# Goal
Without further comment, state how many lines in the listing below contain the word "based".
-- Supplied material start --
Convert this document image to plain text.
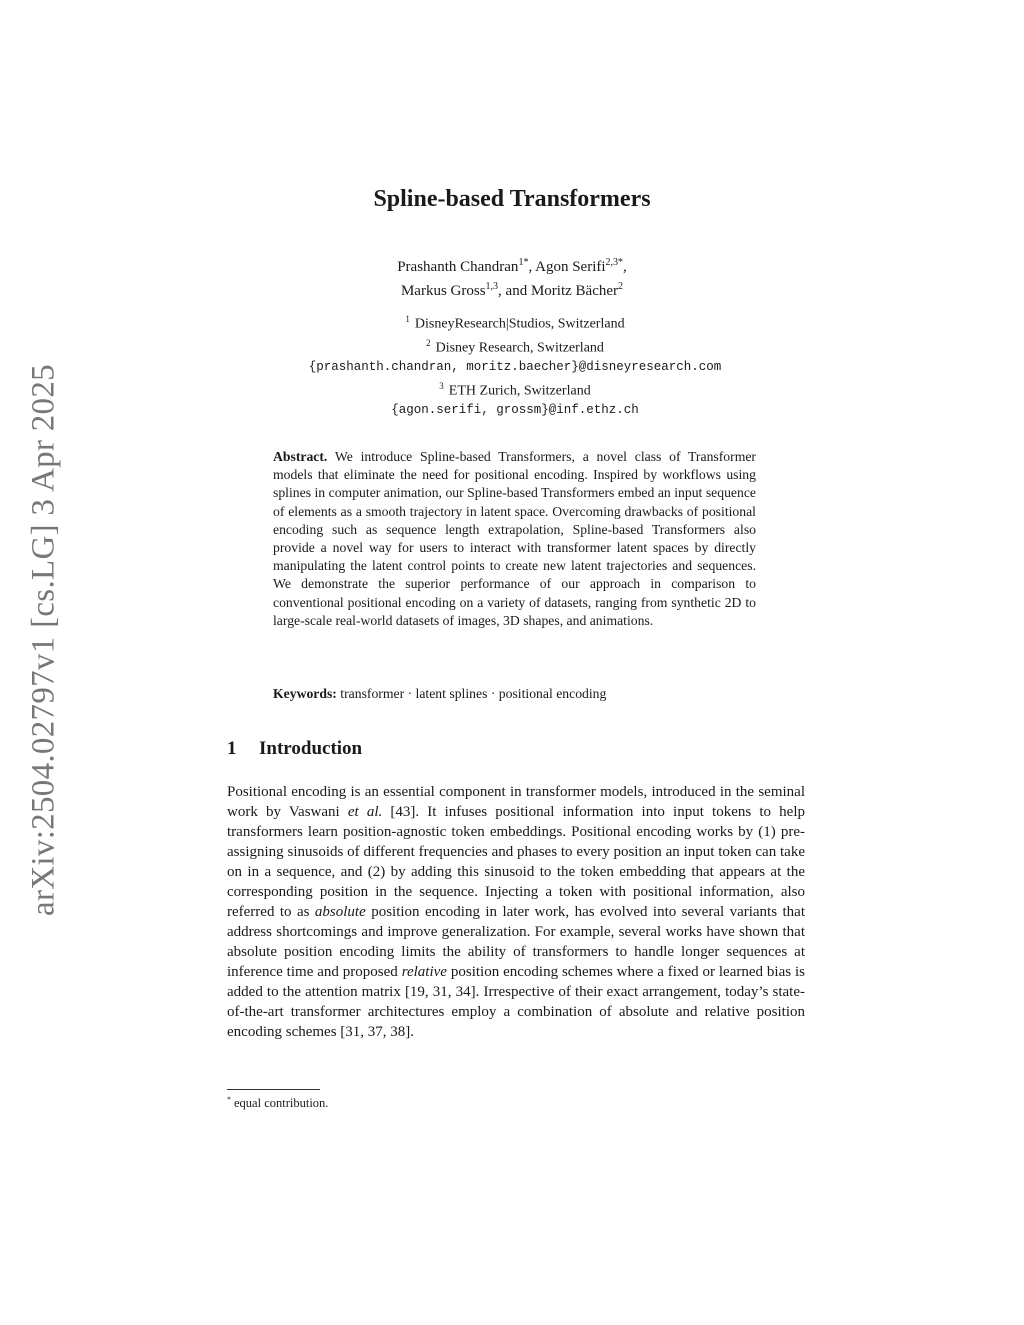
arXiv:2504.02797v1 [cs.LG] 3 Apr 2025
Spline-based Transformers
Prashanth Chandran$^{1*}$, Agon Serifi$^{2,3*}$,
Markus Gross$^{1,3}$, and Moritz Bächer$^2$
$^1$ DisneyResearch|Studios, Switzerland
$^2$ Disney Research, Switzerland
{prashanth.chandran, moritz.baecher}@disneyresearch.com
$^3$ ETH Zurich, Switzerland
{agon.serifi, grossm}@inf.ethz.ch

Abstract. We introduce Spline-based Transformers, a novel class of Transformer models that eliminate the need for positional encoding. Inspired by workflows using splines in computer animation, our Spline-based Transformers embed an input sequence of elements as a smooth trajectory in latent space. Overcoming drawbacks of positional encoding such as sequence length extrapolation, Spline-based Transformers also provide a novel way for users to interact with transformer latent spaces by directly manipulating the latent control points to create new latent trajectories and sequences. We demonstrate the superior performance of our approach in comparison to conventional positional encoding on a variety of datasets, ranging from synthetic 2D to large-scale real-world datasets of images, 3D shapes, and animations.

Keywords: transformer · latent splines · positional encoding

1 Introduction

Positional encoding is an essential component in transformer models, introduced in the seminal work by Vaswani et al. [43]. It infuses positional information into input tokens to help transformers learn position-agnostic token embeddings. Positional encoding works by (1) pre-assigning sinusoids of different frequencies and phases to every position an input token can take on in a sequence, and (2) by adding this sinusoid to the token embedding that appears at the corresponding position in the sequence. Injecting a token with positional information, also referred to as absolute position encoding in later work, has evolved into several variants that address shortcomings and improve generalization. For example, several works have shown that absolute position encoding limits the ability of transformers to handle longer sequences at inference time and proposed relative position encoding schemes where a fixed or learned bias is added to the attention matrix [19, 31, 34]. Irrespective of their exact arrangement, today’s state-of-the-art transformer architectures employ a combination of absolute and relative position encoding schemes [31, 37, 38].

* equal contribution.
-- Supplied material end --
# Solution below
2